Leaving out every picture, quote the data below exactly as it appears.

Data entries for graphics
--- Start ---

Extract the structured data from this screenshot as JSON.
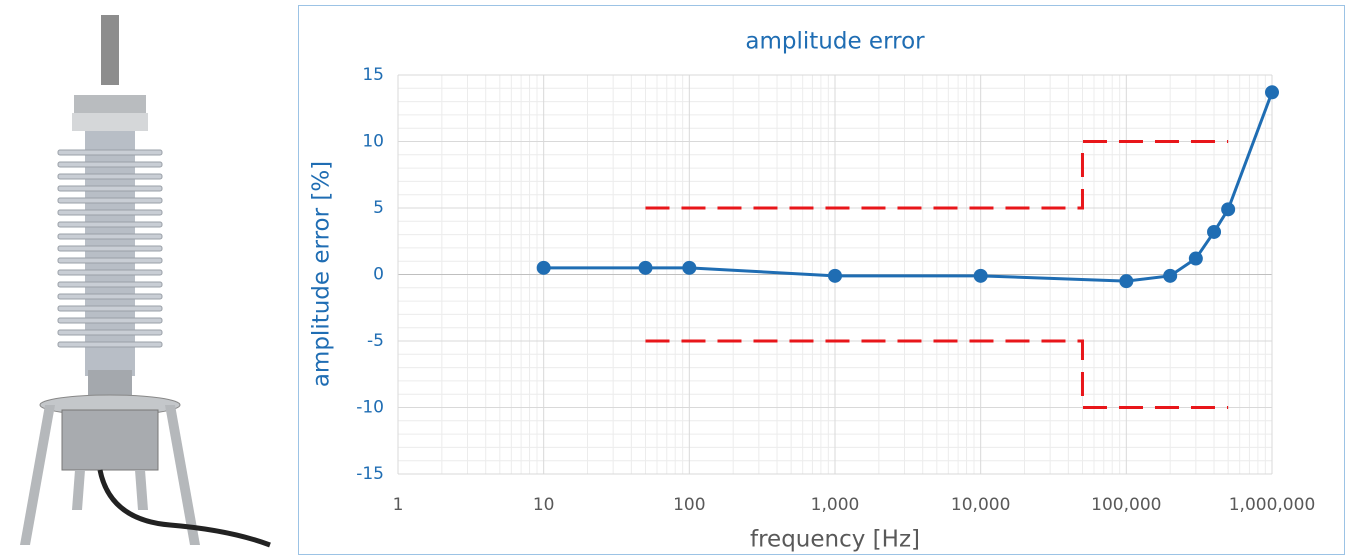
{
  "chart_data": {
    "type": "line",
    "title": "amplitude error",
    "xlabel": "frequency [Hz]",
    "ylabel": "amplitude error [%]",
    "xscale": "log",
    "grid": true,
    "minor_grid": true,
    "xlim": [
      1,
      1000000
    ],
    "xticks": [
      1,
      10,
      100,
      {
        "value": 1000,
        "label": "1,000"
      },
      {
        "value": 10000,
        "label": "10,000"
      },
      {
        "value": 100000,
        "label": "100,000"
      },
      {
        "value": 1000000,
        "label": "1,000,000"
      }
    ],
    "ylim": [
      -15,
      15
    ],
    "yticks": [
      -15,
      -10,
      -5,
      0,
      5,
      10,
      15
    ],
    "series": [
      {
        "color": "#1f6db3",
        "markers": true,
        "dashed": false,
        "x": [
          10,
          50,
          100,
          1000,
          10000,
          100000,
          200000,
          300000,
          400000,
          500000,
          1000000
        ],
        "values": [
          0.5,
          0.5,
          0.5,
          -0.1,
          -0.1,
          -0.5,
          -0.1,
          1.2,
          3.2,
          4.9,
          13.7
        ]
      },
      {
        "color": "#e8161a",
        "markers": false,
        "dashed": true,
        "x": [
          50,
          50000,
          50000,
          500000
        ],
        "values": [
          5,
          5,
          10,
          10
        ]
      },
      {
        "color": "#e8161a",
        "markers": false,
        "dashed": true,
        "x": [
          50,
          50000,
          50000,
          500000
        ],
        "values": [
          -5,
          -5,
          -10,
          -10
        ]
      }
    ]
  }
}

--- End ---

# Written answer
Extract the structured data from this screenshot as JSON.
{
  "chart_data": {
    "type": "line",
    "title": "amplitude error",
    "xlabel": "frequency [Hz]",
    "ylabel": "amplitude error [%]",
    "xscale": "log",
    "grid": true,
    "minor_grid": true,
    "xlim": [
      1,
      1000000
    ],
    "xticks": [
      1,
      10,
      100,
      {
        "value": 1000,
        "label": "1,000"
      },
      {
        "value": 10000,
        "label": "10,000"
      },
      {
        "value": 100000,
        "label": "100,000"
      },
      {
        "value": 1000000,
        "label": "1,000,000"
      }
    ],
    "ylim": [
      -15,
      15
    ],
    "yticks": [
      -15,
      -10,
      -5,
      0,
      5,
      10,
      15
    ],
    "series": [
      {
        "color": "#1f6db3",
        "markers": true,
        "dashed": false,
        "x": [
          10,
          50,
          100,
          1000,
          10000,
          100000,
          200000,
          300000,
          400000,
          500000,
          1000000
        ],
        "values": [
          0.5,
          0.5,
          0.5,
          -0.1,
          -0.1,
          -0.5,
          -0.1,
          1.2,
          3.2,
          4.9,
          13.7
        ]
      },
      {
        "color": "#e8161a",
        "markers": false,
        "dashed": true,
        "x": [
          50,
          50000,
          50000,
          500000
        ],
        "values": [
          5,
          5,
          10,
          10
        ]
      },
      {
        "color": "#e8161a",
        "markers": false,
        "dashed": true,
        "x": [
          50,
          50000,
          50000,
          500000
        ],
        "values": [
          -5,
          -5,
          -10,
          -10
        ]
      }
    ]
  }
}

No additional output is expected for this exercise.